**Short problem**
Copy out every record below exactly as written, but leave out any pictures.

**Supplied information**
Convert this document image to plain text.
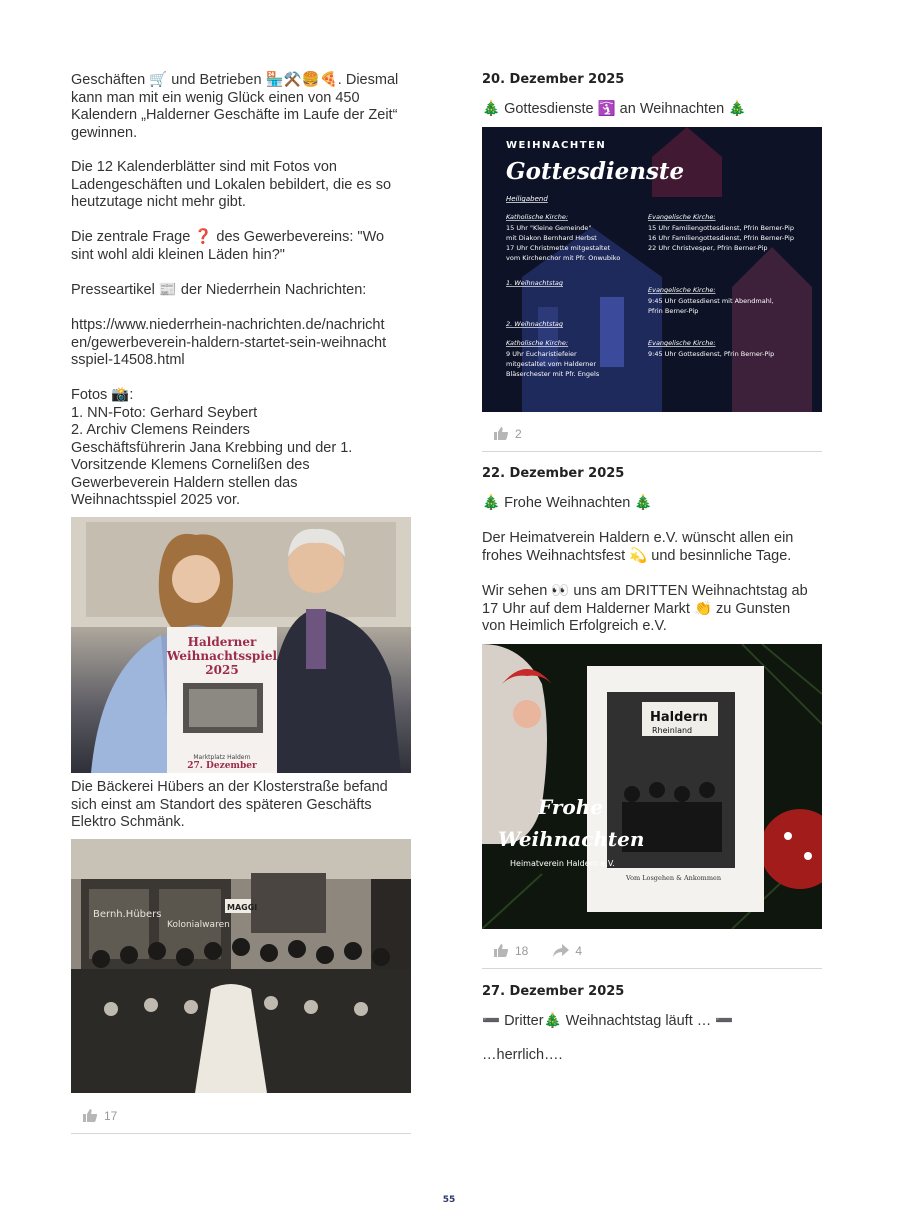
Geschäften 🛒 und Betrieben 🏪⚒️🍔🍕. Diesmal
kann man mit ein wenig Glück einen von 450
Kalendern „Halderner Geschäfte im Laufe der Zeit“
gewinnen.
Die 12 Kalenderblätter sind mit Fotos von
Ladengeschäften und Lokalen bebildert, die es so
heutzutage nicht mehr gibt.
Die zentrale Frage ❓ des Gewerbevereins: "Wo
sint wohl aldi kleinen Läden hin?"
Presseartikel 📰 der Niederrhein Nachrichten:
https://www.niederrhein-nachrichten.de/nachricht
en/gewerbeverein-haldern-startet-sein-weihnacht
sspiel-14508.html
Fotos 📸:
1. NN-Foto: Gerhard Seybert
2. Archiv Clemens Reinders
Geschäftsführerin Jana Krebbing und der 1.
Vorsitzende Klemens Cornelißen des
Gewerbeverein Haldern stellen das
Weihnachtsspiel 2025 vor.
Halderner
Weihnachtsspiel
2025
Marktplatz Haldern
27. Dezember
Die Bäckerei Hübers an der Klosterstraße befand
sich einst am Standort des späteren Geschäfts
Elektro Schmänk.
Bernh.Hübers
Kolonialwaren
MAGGI
17
20. Dezember 2025
🎄 Gottesdienste 🛐 an Weihnachten 🎄
WEIHNACHTEN
Gottesdienste
Heiligabend
Katholische Kirche:
15 Uhr "Kleine Gemeinde"
mit Diakon Bernhard Herbst
17 Uhr Christmette mitgestaltet
vom Kirchenchor mit Pfr. Onwubiko
Evangelische Kirche:
15 Uhr Familiengottesdienst, Pfrin Berner-Pip
16 Uhr Familiengottesdienst, Pfrin Berner-Pip
22 Uhr Christvesper, Pfrin Berner-Pip
1. Weihnachtstag
Evangelische Kirche:
9:45 Uhr Gottesdienst mit Abendmahl,
Pfrin Berner-Pip
2. Weihnachtstag
Katholische Kirche:
9 Uhr Eucharistiefeier
mitgestaltet vom Halderner
Bläserchester mit Pfr. Engels
Evangelische Kirche:
9:45 Uhr Gottesdienst, Pfrin Berner-Pip
2
22. Dezember 2025
🎄 Frohe Weihnachten 🎄
Der Heimatverein Haldern e.V. wünscht allen ein
frohes Weihnachtsfest 💫 und besinnliche Tage.
Wir sehen 👀 uns am DRITTEN Weihnachtstag ab
17 Uhr auf dem Halderner Markt 👏 zu Gunsten
von Heimlich Erfolgreich e.V.
Haldern
Rheinland
Vom Losgehen & Ankommen
Frohe
Weihnachten
Heimatverein Haldern e.V.
18	4
27. Dezember 2025
➖ Dritter🎄 Weihnachtstag läuft … ➖
…herrlich….
55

**Output below**
Convert this document image to plain text.
Geschäften 🛒 und Betrieben 🏪⚒️🍔🍕. Diesmal
kann man mit ein wenig Glück einen von 450
Kalendern „Halderner Geschäfte im Laufe der Zeit“
gewinnen.
Die 12 Kalenderblätter sind mit Fotos von
Ladengeschäften und Lokalen bebildert, die es so
heutzutage nicht mehr gibt.
Die zentrale Frage ❓ des Gewerbevereins: "Wo
sint wohl aldi kleinen Läden hin?"
Presseartikel 📰 der Niederrhein Nachrichten:
https://www.niederrhein-nachrichten.de/nachricht
en/gewerbeverein-haldern-startet-sein-weihnacht
sspiel-14508.html
Fotos 📸:
1. NN-Foto: Gerhard Seybert
2. Archiv Clemens Reinders
Geschäftsführerin Jana Krebbing und der 1.
Vorsitzende Klemens Cornelißen des
Gewerbeverein Haldern stellen das
Weihnachtsspiel 2025 vor.
Halderner
Weihnachtsspiel
2025
Marktplatz Haldern
27. Dezember
Die Bäckerei Hübers an der Klosterstraße befand
sich einst am Standort des späteren Geschäfts
Elektro Schmänk.
Bernh.Hübers
Kolonialwaren
MAGGI
17
20. Dezember 2025
🎄 Gottesdienste 🛐 an Weihnachten 🎄
WEIHNACHTEN
Gottesdienste
Heiligabend
Katholische Kirche:
15 Uhr "Kleine Gemeinde"
mit Diakon Bernhard Herbst
17 Uhr Christmette mitgestaltet
vom Kirchenchor mit Pfr. Onwubiko
Evangelische Kirche:
15 Uhr Familiengottesdienst, Pfrin Berner-Pip
16 Uhr Familiengottesdienst, Pfrin Berner-Pip
22 Uhr Christvesper, Pfrin Berner-Pip
1. Weihnachtstag
Evangelische Kirche:
9:45 Uhr Gottesdienst mit Abendmahl,
Pfrin Berner-Pip
2. Weihnachtstag
Katholische Kirche:
9 Uhr Eucharistiefeier
mitgestaltet vom Halderner
Bläserchester mit Pfr. Engels
Evangelische Kirche:
9:45 Uhr Gottesdienst, Pfrin Berner-Pip
2
22. Dezember 2025
🎄 Frohe Weihnachten 🎄
Der Heimatverein Haldern e.V. wünscht allen ein
frohes Weihnachtsfest 💫 und besinnliche Tage.
Wir sehen 👀 uns am DRITTEN Weihnachtstag ab
17 Uhr auf dem Halderner Markt 👏 zu Gunsten
von Heimlich Erfolgreich e.V.
Haldern
Rheinland
Vom Losgehen & Ankommen
Frohe
Weihnachten
Heimatverein Haldern e.V.
18	4
27. Dezember 2025
➖ Dritter🎄 Weihnachtstag läuft … ➖
…herrlich….
55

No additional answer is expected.